▶ WRITTEN PROBLEM
Your copy of the material must match it exactly, except that pictures are dropped.

▶ PROVIDED MATERIAL
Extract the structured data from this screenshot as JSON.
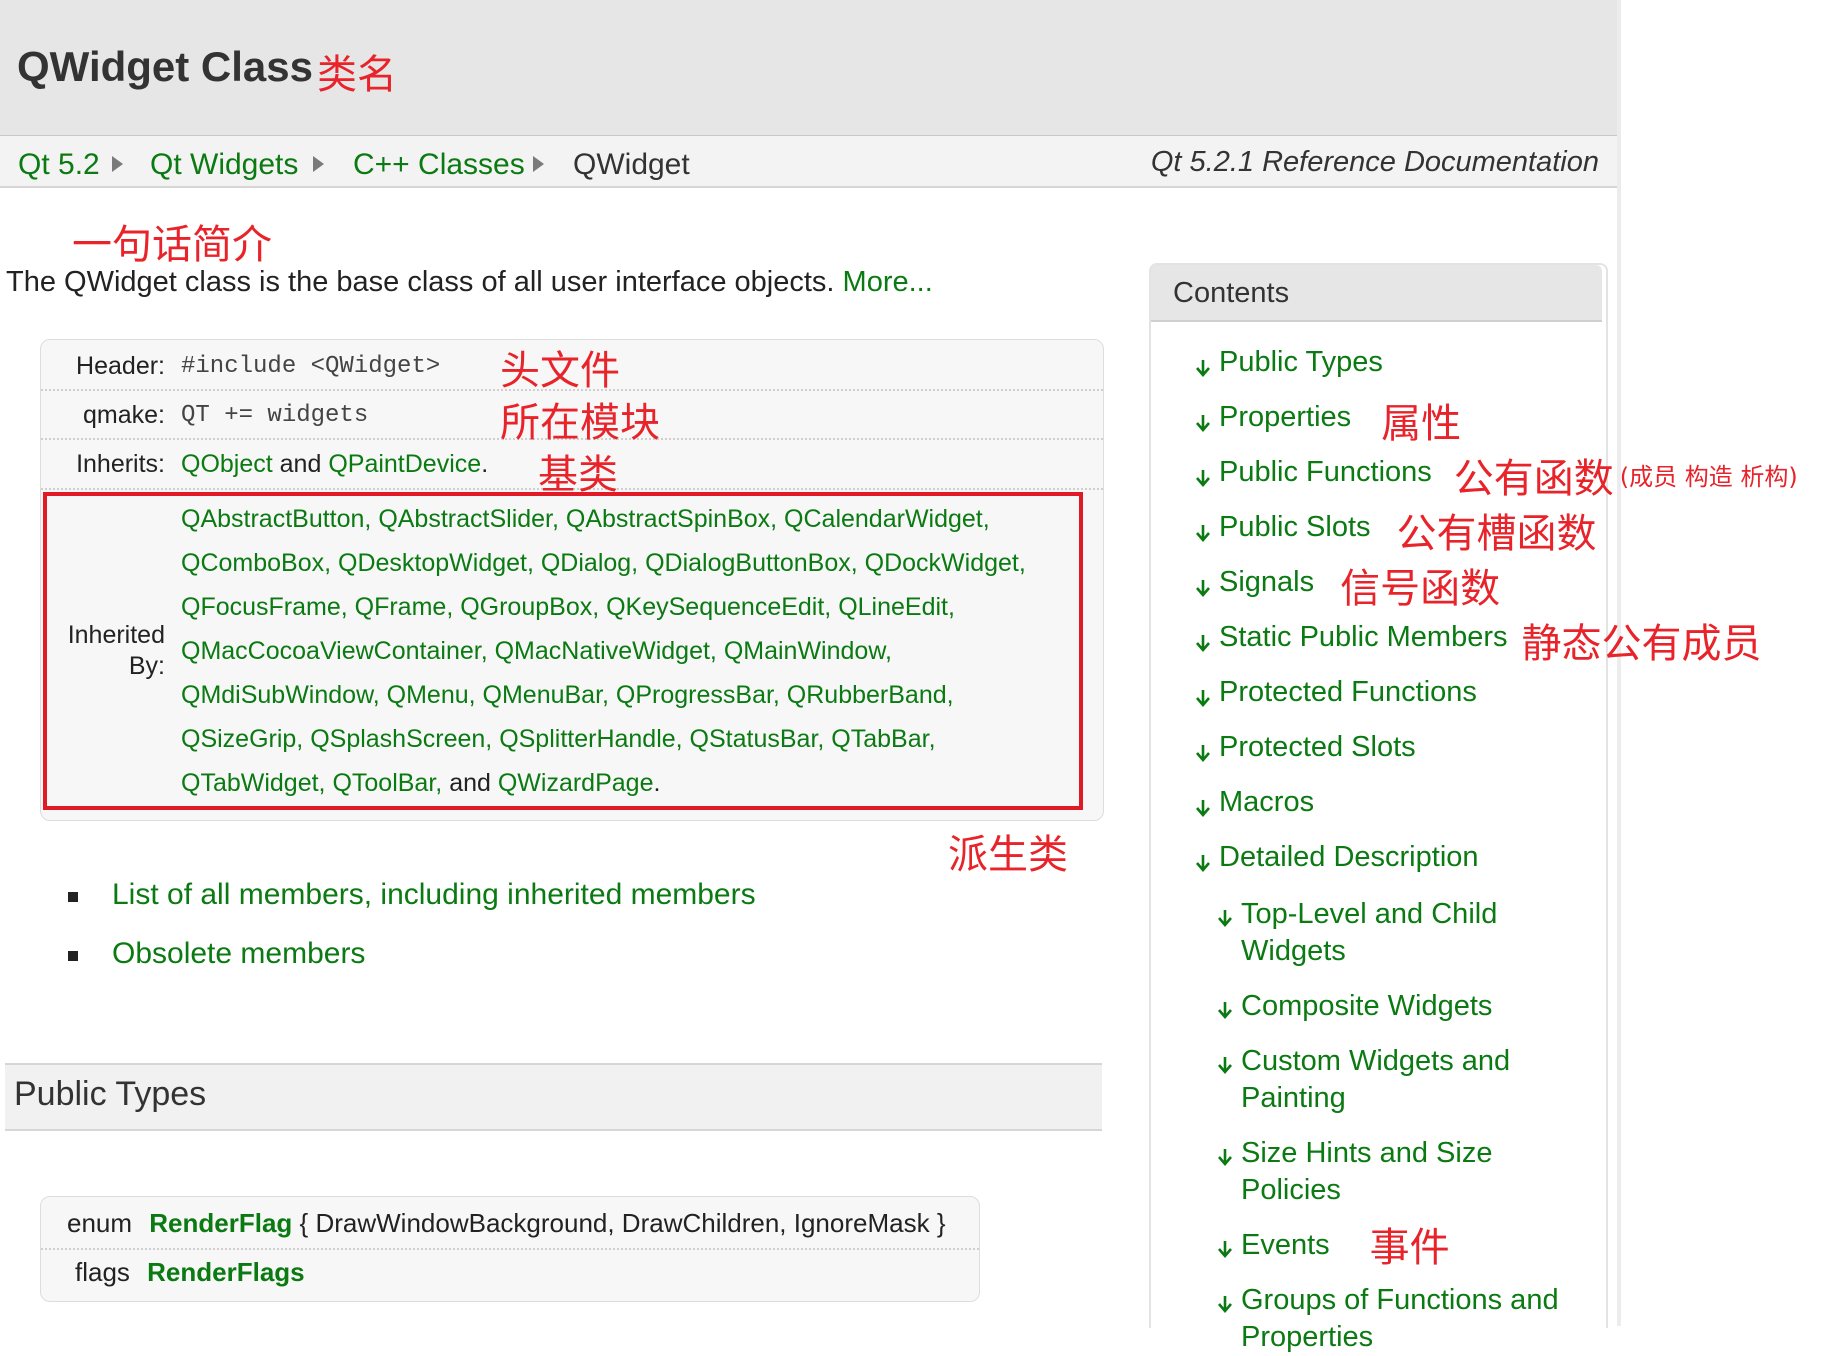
{
  "header": {
    "class_title": "QWidget Class",
    "title_annotation": "类名"
  },
  "breadcrumb": {
    "items": [
      "Qt 5.2",
      "Qt Widgets",
      "C++ Classes"
    ],
    "current": "QWidget",
    "ref_doc": "Qt 5.2.1 Reference Documentation"
  },
  "summary": {
    "annotation": "一句话简介",
    "text": "The QWidget class is the base class of all user interface objects.",
    "more_link": "More..."
  },
  "info": {
    "header_label": "Header:",
    "header_value": "#include <QWidget>",
    "header_annotation": "头文件",
    "qmake_label": "qmake:",
    "qmake_value": "QT += widgets",
    "qmake_annotation": "所在模块",
    "inherits_label": "Inherits:",
    "inherits_link1": "QObject",
    "inherits_and": "and",
    "inherits_link2": "QPaintDevice",
    "inherits_period": ".",
    "inherits_annotation": "基类",
    "inherited_by_label_1": "Inherited",
    "inherited_by_label_2": "By:",
    "inherited_by_lines": [
      "QAbstractButton, QAbstractSlider, QAbstractSpinBox, QCalendarWidget,",
      "QComboBox, QDesktopWidget, QDialog, QDialogButtonBox, QDockWidget,",
      "QFocusFrame, QFrame, QGroupBox, QKeySequenceEdit, QLineEdit,",
      "QMacCocoaViewContainer, QMacNativeWidget, QMainWindow,",
      "QMdiSubWindow, QMenu, QMenuBar, QProgressBar, QRubberBand,",
      "QSizeGrip, QSplashScreen, QSplitterHandle, QStatusBar, QTabBar,"
    ],
    "inherited_by_last_links": "QTabWidget, QToolBar,",
    "inherited_by_last_and": "and",
    "inherited_by_last_link": "QWizardPage",
    "inherited_by_last_period": ".",
    "inherited_by_annotation": "派生类"
  },
  "member_links": [
    "List of all members, including inherited members",
    "Obsolete members"
  ],
  "public_types": {
    "title": "Public Types",
    "rows": [
      {
        "kw": "enum",
        "name": "RenderFlag",
        "rest": "{ DrawWindowBackground, DrawChildren, IgnoreMask }"
      },
      {
        "kw": "flags",
        "name": "RenderFlags",
        "rest": ""
      }
    ]
  },
  "contents": {
    "title": "Contents",
    "items": [
      {
        "label": "Public Types",
        "annotation": ""
      },
      {
        "label": "Properties",
        "annotation": "属性"
      },
      {
        "label": "Public Functions",
        "annotation": "公有函数",
        "note": "(成员 构造 析构)"
      },
      {
        "label": "Public Slots",
        "annotation": "公有槽函数"
      },
      {
        "label": "Signals",
        "annotation": "信号函数"
      },
      {
        "label": "Static Public Members",
        "annotation": "静态公有成员"
      },
      {
        "label": "Protected Functions",
        "annotation": ""
      },
      {
        "label": "Protected Slots",
        "annotation": ""
      },
      {
        "label": "Macros",
        "annotation": ""
      },
      {
        "label": "Detailed Description",
        "annotation": ""
      }
    ],
    "sub_items": [
      {
        "lines": [
          "Top-Level and Child",
          "Widgets"
        ],
        "annotation": ""
      },
      {
        "lines": [
          "Composite Widgets"
        ],
        "annotation": ""
      },
      {
        "lines": [
          "Custom Widgets and",
          "Painting"
        ],
        "annotation": ""
      },
      {
        "lines": [
          "Size Hints and Size",
          "Policies"
        ],
        "annotation": ""
      },
      {
        "lines": [
          "Events"
        ],
        "annotation": "事件"
      },
      {
        "lines": [
          "Groups of Functions and",
          "Properties"
        ],
        "annotation": ""
      }
    ]
  },
  "colors": {
    "link_green": "#0b7a12",
    "annotation_red": "#e8232a",
    "frame_red": "#e11b25"
  }
}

▶ RESULT FOR THIS EXERCISE
Extract the structured data from this screenshot as JSON.
{
  "header": {
    "class_title": "QWidget Class",
    "title_annotation": "类名"
  },
  "breadcrumb": {
    "items": [
      "Qt 5.2",
      "Qt Widgets",
      "C++ Classes"
    ],
    "current": "QWidget",
    "ref_doc": "Qt 5.2.1 Reference Documentation"
  },
  "summary": {
    "annotation": "一句话简介",
    "text": "The QWidget class is the base class of all user interface objects.",
    "more_link": "More..."
  },
  "info": {
    "header_label": "Header:",
    "header_value": "#include <QWidget>",
    "header_annotation": "头文件",
    "qmake_label": "qmake:",
    "qmake_value": "QT += widgets",
    "qmake_annotation": "所在模块",
    "inherits_label": "Inherits:",
    "inherits_link1": "QObject",
    "inherits_and": "and",
    "inherits_link2": "QPaintDevice",
    "inherits_period": ".",
    "inherits_annotation": "基类",
    "inherited_by_label_1": "Inherited",
    "inherited_by_label_2": "By:",
    "inherited_by_lines": [
      "QAbstractButton, QAbstractSlider, QAbstractSpinBox, QCalendarWidget,",
      "QComboBox, QDesktopWidget, QDialog, QDialogButtonBox, QDockWidget,",
      "QFocusFrame, QFrame, QGroupBox, QKeySequenceEdit, QLineEdit,",
      "QMacCocoaViewContainer, QMacNativeWidget, QMainWindow,",
      "QMdiSubWindow, QMenu, QMenuBar, QProgressBar, QRubberBand,",
      "QSizeGrip, QSplashScreen, QSplitterHandle, QStatusBar, QTabBar,"
    ],
    "inherited_by_last_links": "QTabWidget, QToolBar,",
    "inherited_by_last_and": "and",
    "inherited_by_last_link": "QWizardPage",
    "inherited_by_last_period": ".",
    "inherited_by_annotation": "派生类"
  },
  "member_links": [
    "List of all members, including inherited members",
    "Obsolete members"
  ],
  "public_types": {
    "title": "Public Types",
    "rows": [
      {
        "kw": "enum",
        "name": "RenderFlag",
        "rest": "{ DrawWindowBackground, DrawChildren, IgnoreMask }"
      },
      {
        "kw": "flags",
        "name": "RenderFlags",
        "rest": ""
      }
    ]
  },
  "contents": {
    "title": "Contents",
    "items": [
      {
        "label": "Public Types",
        "annotation": ""
      },
      {
        "label": "Properties",
        "annotation": "属性"
      },
      {
        "label": "Public Functions",
        "annotation": "公有函数",
        "note": "(成员 构造 析构)"
      },
      {
        "label": "Public Slots",
        "annotation": "公有槽函数"
      },
      {
        "label": "Signals",
        "annotation": "信号函数"
      },
      {
        "label": "Static Public Members",
        "annotation": "静态公有成员"
      },
      {
        "label": "Protected Functions",
        "annotation": ""
      },
      {
        "label": "Protected Slots",
        "annotation": ""
      },
      {
        "label": "Macros",
        "annotation": ""
      },
      {
        "label": "Detailed Description",
        "annotation": ""
      }
    ],
    "sub_items": [
      {
        "lines": [
          "Top-Level and Child",
          "Widgets"
        ],
        "annotation": ""
      },
      {
        "lines": [
          "Composite Widgets"
        ],
        "annotation": ""
      },
      {
        "lines": [
          "Custom Widgets and",
          "Painting"
        ],
        "annotation": ""
      },
      {
        "lines": [
          "Size Hints and Size",
          "Policies"
        ],
        "annotation": ""
      },
      {
        "lines": [
          "Events"
        ],
        "annotation": "事件"
      },
      {
        "lines": [
          "Groups of Functions and",
          "Properties"
        ],
        "annotation": ""
      }
    ]
  },
  "colors": {
    "link_green": "#0b7a12",
    "annotation_red": "#e8232a",
    "frame_red": "#e11b25"
  }
}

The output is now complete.